PROBLEM DETAILS:
Copy out the records precisely, omitting pictures.
━━━ PROVIDED ENTRIES ━━━
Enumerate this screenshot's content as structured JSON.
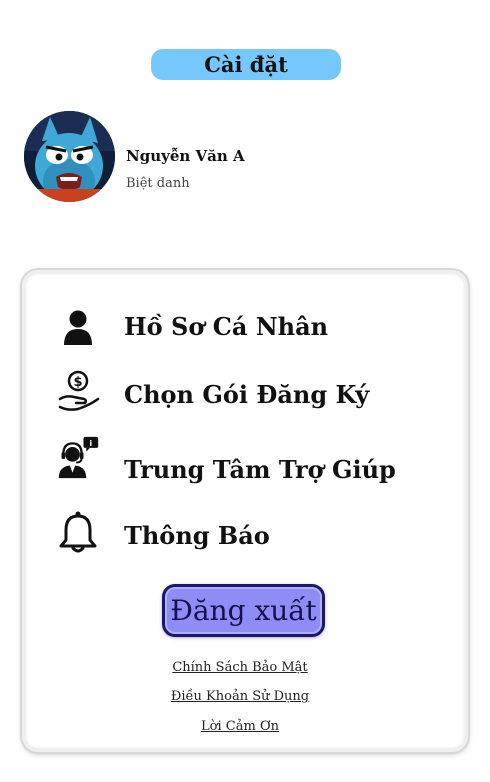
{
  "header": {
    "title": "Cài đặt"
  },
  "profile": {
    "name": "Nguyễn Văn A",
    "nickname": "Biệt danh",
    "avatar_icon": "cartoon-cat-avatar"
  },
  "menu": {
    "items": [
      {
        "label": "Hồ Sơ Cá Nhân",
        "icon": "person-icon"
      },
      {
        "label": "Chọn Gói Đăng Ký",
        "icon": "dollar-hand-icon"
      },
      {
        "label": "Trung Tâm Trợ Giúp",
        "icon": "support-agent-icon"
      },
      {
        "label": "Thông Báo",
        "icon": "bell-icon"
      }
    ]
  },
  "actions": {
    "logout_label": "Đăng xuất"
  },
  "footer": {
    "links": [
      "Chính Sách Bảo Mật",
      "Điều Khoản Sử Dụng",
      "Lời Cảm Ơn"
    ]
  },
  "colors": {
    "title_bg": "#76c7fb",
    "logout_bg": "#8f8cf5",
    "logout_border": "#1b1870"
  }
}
━━━
SOLUTION TO THE PROBLEM:
Enumerate this screenshot's content as structured JSON.
{
  "header": {
    "title": "Cài đặt"
  },
  "profile": {
    "name": "Nguyễn Văn A",
    "nickname": "Biệt danh",
    "avatar_icon": "cartoon-cat-avatar"
  },
  "menu": {
    "items": [
      {
        "label": "Hồ Sơ Cá Nhân",
        "icon": "person-icon"
      },
      {
        "label": "Chọn Gói Đăng Ký",
        "icon": "dollar-hand-icon"
      },
      {
        "label": "Trung Tâm Trợ Giúp",
        "icon": "support-agent-icon"
      },
      {
        "label": "Thông Báo",
        "icon": "bell-icon"
      }
    ]
  },
  "actions": {
    "logout_label": "Đăng xuất"
  },
  "footer": {
    "links": [
      "Chính Sách Bảo Mật",
      "Điều Khoản Sử Dụng",
      "Lời Cảm Ơn"
    ]
  },
  "colors": {
    "title_bg": "#76c7fb",
    "logout_bg": "#8f8cf5",
    "logout_border": "#1b1870"
  }
}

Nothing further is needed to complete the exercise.